DATA PROVIDED:
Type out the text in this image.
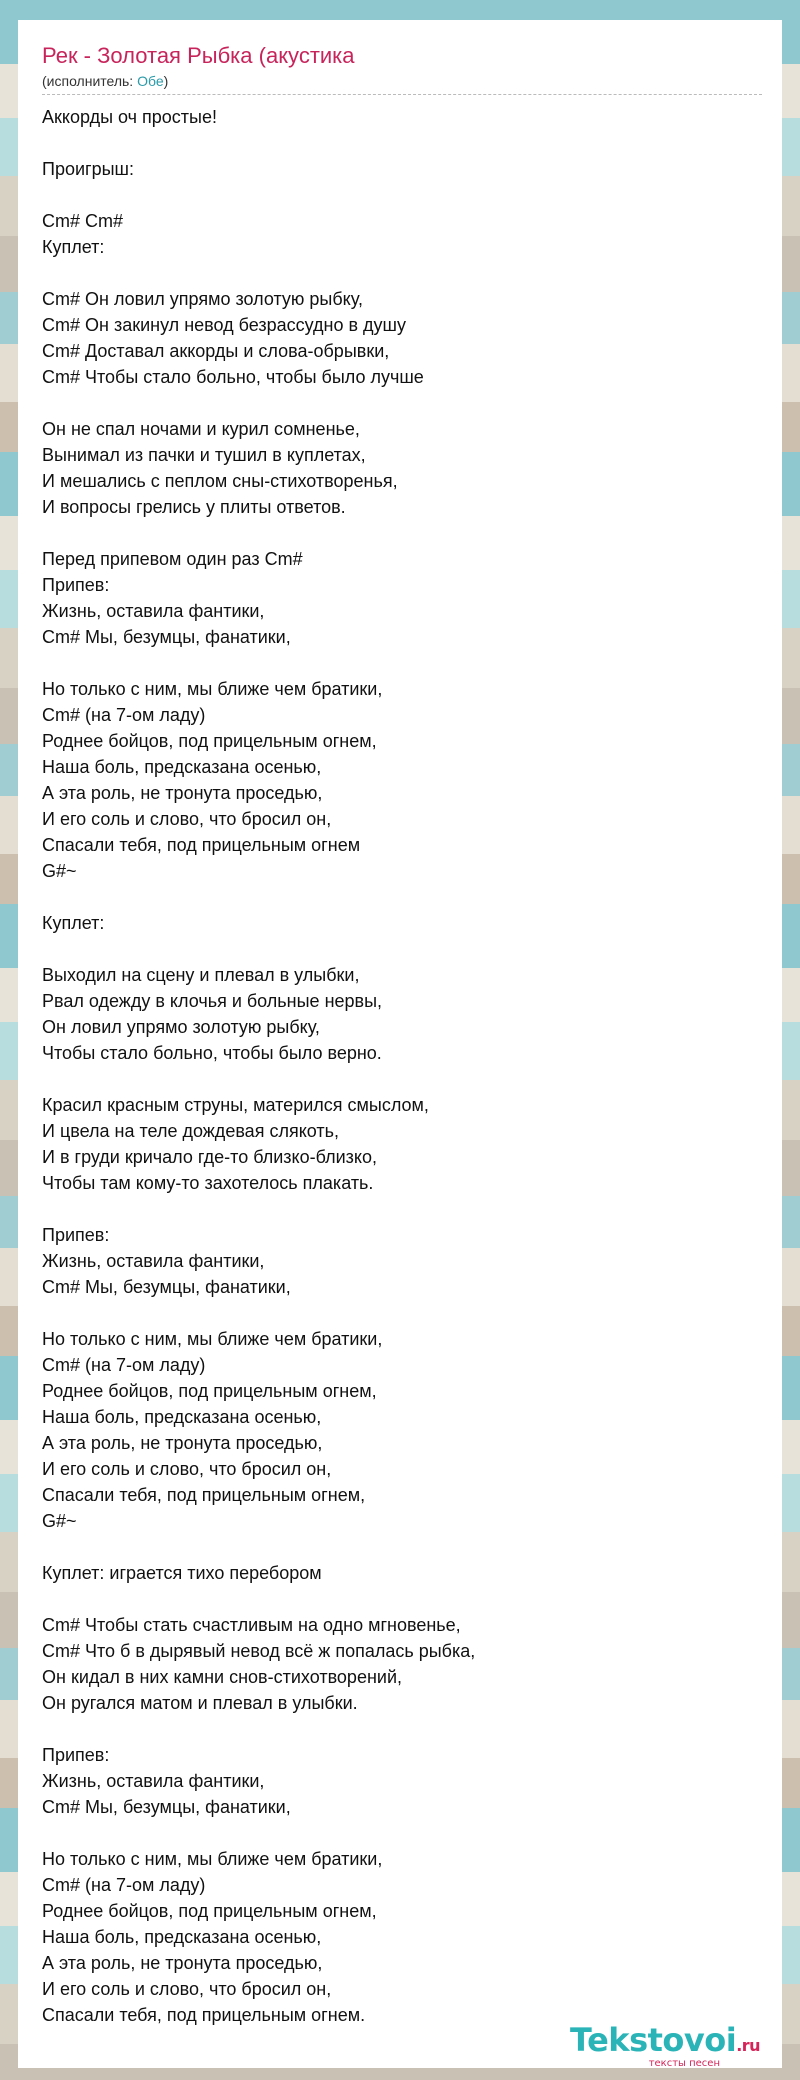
Рек - Золотая Рыбка (акустика
(исполнитель: Обе)
Аккорды оч простые!

Проигрыш:

Cm# Cm#
Куплет:

Cm# Он ловил упрямо золотую рыбку,
Cm# Он закинул невод безрассудно в душу
Cm# Доставал аккорды и слова-обрывки,
Cm# Чтобы стало больно, чтобы было лучше

Он не спал ночами и курил сомненье,
Вынимал из пачки и тушил в куплетах,
И мешались с пеплом сны-стихотворенья,
И вопросы грелись у плиты ответов.

Перед припевом один раз Cm#
Припев:
Жизнь, оставила фантики,
Cm# Мы, безумцы, фанатики,

Но только с ним, мы ближе чем братики,
Cm# (на 7-ом ладу)
Роднее бойцов, под прицельным огнем,
Наша боль, предсказана осенью,
А эта роль, не тронута проседью,
И его соль и слово, что бросил он,
Спасали тебя, под прицельным огнем
G#~

Куплет:

Выходил на сцену и плевал в улыбки,
Рвал одежду в клочья и больные нервы,
Он ловил упрямо золотую рыбку,
Чтобы стало больно, чтобы было верно.

Красил красным струны, матерился смыслом,
И цвела на теле дождевая слякоть,
И в груди кричало где-то близко-близко,
Чтобы там кому-то захотелось плакать.

Припев:
Жизнь, оставила фантики,
Cm# Мы, безумцы, фанатики,

Но только с ним, мы ближе чем братики,
Cm# (на 7-ом ладу)
Роднее бойцов, под прицельным огнем,
Наша боль, предсказана осенью,
А эта роль, не тронута проседью,
И его соль и слово, что бросил он,
Спасали тебя, под прицельным огнем,
G#~

Куплет: играется тихо перебором

Cm# Чтобы стать счастливым на одно мгновенье,
Cm# Что б в дырявый невод всё ж попалась рыбка,
Он кидал в них камни снов-стихотворений,
Он ругался матом и плевал в улыбки.

Припев:
Жизнь, оставила фантики,
Cm# Мы, безумцы, фанатики,

Но только с ним, мы ближе чем братики,
Cm# (на 7-ом ладу)
Роднее бойцов, под прицельным огнем,
Наша боль, предсказана осенью,
А эта роль, не тронута проседью,
И его соль и слово, что бросил он,
Спасали тебя, под прицельным огнем.
Tekstovoi.ru
тексты песен
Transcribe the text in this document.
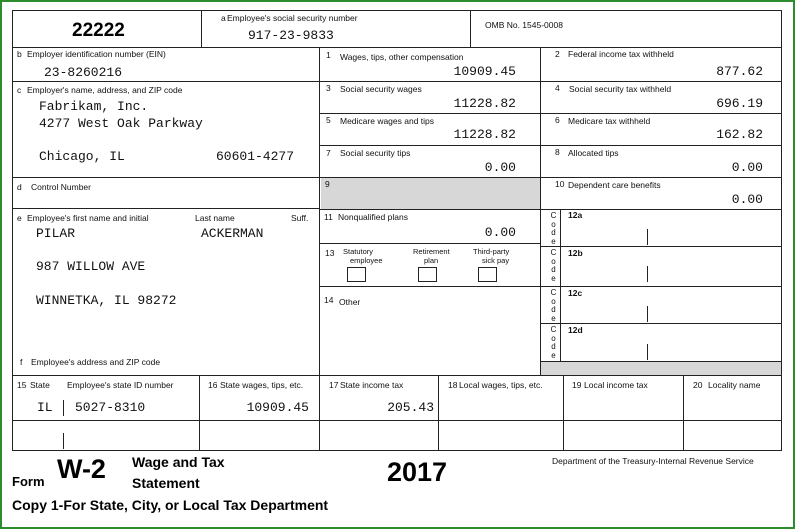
22222
a Employee's social security number
917-23-9833
OMB No. 1545-0008
b Employer identification number (EIN)
23-8260216
c Employer's name, address, and ZIP code
Fabrikam, Inc.
4277 West Oak Parkway
Chicago, IL	60601-4277
d Control Number
e Employee's first name and initial	Last name	Suff.
PILAR	ACKERMAN
987 WILLOW AVE
WINNETKA, IL 98272
f Employee's address and ZIP code
1 Wages, tips, other compensation
10909.45
3 Social security wages
11228.82
5 Medicare wages and tips
11228.82
7 Social security tips
0.00
9
11 Nonqualified plans
0.00
13 Statutory
employee
Retirement
plan
Third-party
sick pay
14 Other
2 Federal income tax withheld
877.62
4 Social security tax withheld
696.19
6 Medicare tax withheld
162.82
8 Allocated tips
0.00
10 Dependent care benefits
0.00
12a
C
o
d
e
12b
C
o
d
e
12c
C
o
d
e
12d
C
o
d
e
15 State Employee's state ID number
IL 5027-8310
16 State wages, tips, etc.
10909.45
17 State income tax
205.43
18 Local wages, tips, etc.	19 Local income tax	20 Locality name
Form W-2 Wage and Tax
Statement	2017	Department of the Treasury-Internal Revenue Service
Copy 1-For State, City, or Local Tax Department
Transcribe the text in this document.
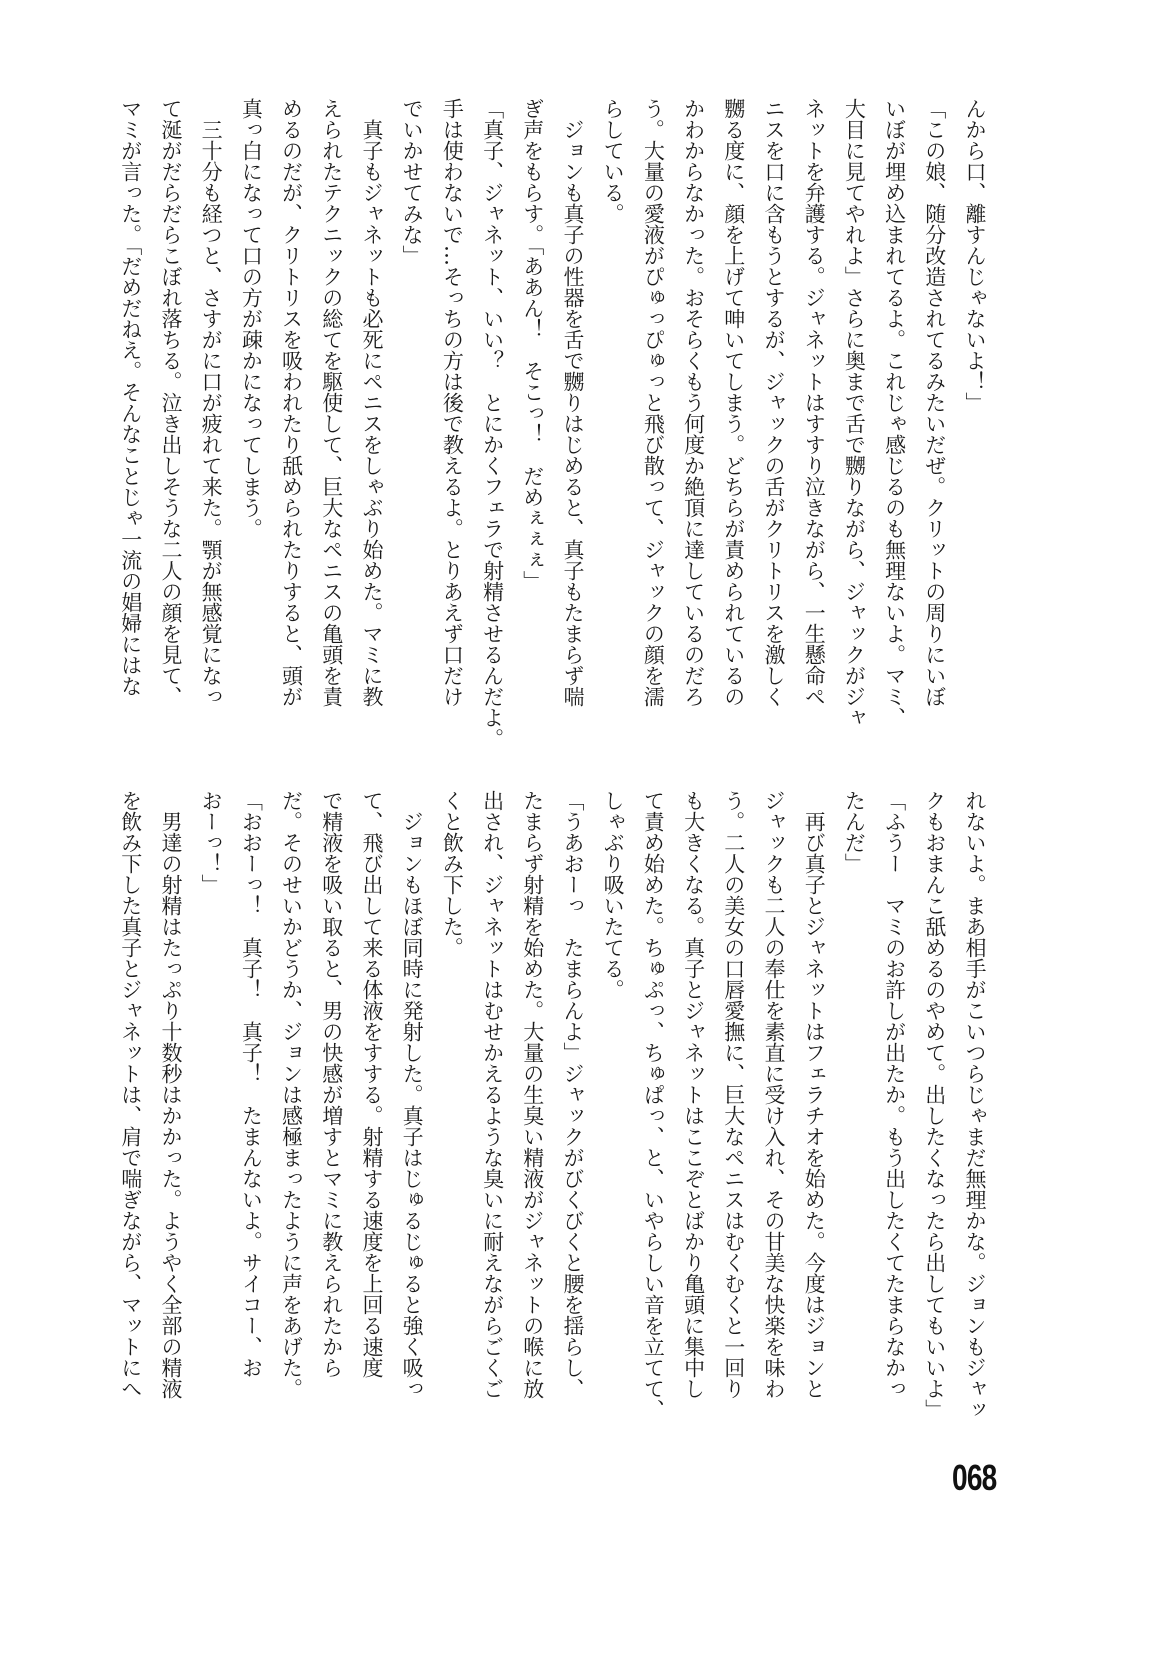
んから口、離すんじゃないよ！」
「この娘、随分改造されてるみたいだぜ。クリットの周りにいぼ
いぼが埋め込まれてるよ。これじゃ感じるのも無理ないよ。マミ、
大目に見てやれよ」さらに奥まで舌で嬲りながら、ジャックがジャ
ネットを弁護する。ジャネットはすすり泣きながら、一生懸命ペ
ニスを口に含もうとするが、ジャックの舌がクリトリスを激しく
嬲る度に、顔を上げて呻いてしまう。どちらが責められているの
かわからなかった。おそらくもう何度か絶頂に達しているのだろ
う。大量の愛液がぴゅっぴゅっと飛び散って、ジャックの顔を濡
らしている。
　ジョンも真子の性器を舌で嬲りはじめると、真子もたまらず喘
ぎ声をもらす。「ああん！　そこっ！　だめぇぇぇ」
「真子、ジャネット、いい？　とにかくフェラで射精させるんだよ。
手は使わないで…そっちの方は後で教えるよ。とりあえず口だけ
でいかせてみな」
　真子もジャネットも必死にペニスをしゃぶり始めた。マミに教
えられたテクニックの総てを駆使して、巨大なペニスの亀頭を責
めるのだが、クリトリスを吸われたり舐められたりすると、頭が
真っ白になって口の方が疎かになってしまう。
　三十分も経つと、さすがに口が疲れて来た。顎が無感覚になっ
て涎がだらだらこぼれ落ちる。泣き出しそうな二人の顔を見て、
マミが言った。「だめだねえ。そんなことじゃ一流の娼婦にはな
れないよ。まあ相手がこいつらじゃまだ無理かな。ジョンもジャッ
クもおまんこ舐めるのやめて。出したくなったら出してもいいよ」
「ふうー　マミのお許しが出たか。もう出したくてたまらなかっ
たんだ」
　再び真子とジャネットはフェラチオを始めた。今度はジョンと
ジャックも二人の奉仕を素直に受け入れ、その甘美な快楽を味わ
う。二人の美女の口唇愛撫に、巨大なペニスはむくむくと一回り
も大きくなる。真子とジャネットはここぞとばかり亀頭に集中し
て責め始めた。ちゅぷっ、ちゅぱっ、と、いやらしい音を立てて、
しゃぶり吸いたてる。
「うあおーっ　たまらんよ」ジャックがびくびくと腰を揺らし、
たまらず射精を始めた。大量の生臭い精液がジャネットの喉に放
出され、ジャネットはむせかえるような臭いに耐えながらごくご
くと飲み下した。
　ジョンもほぼ同時に発射した。真子はじゅるじゅると強く吸っ
て、飛び出して来る体液をすする。射精する速度を上回る速度
で精液を吸い取ると、男の快感が増すとマミに教えられたから
だ。そのせいかどうか、ジョンは感極まったように声をあげた。
「おおーっ！　真子！　真子！　たまんないよ。サイコー、お
おーっ！」
　男達の射精はたっぷり十数秒はかかった。ようやく全部の精液
を飲み下した真子とジャネットは、肩で喘ぎながら、マットにへ
068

TASK PROMPT:
Give the number of lines in the records that contain the string "name", with no other output.

CORRECT RESPONSE:
3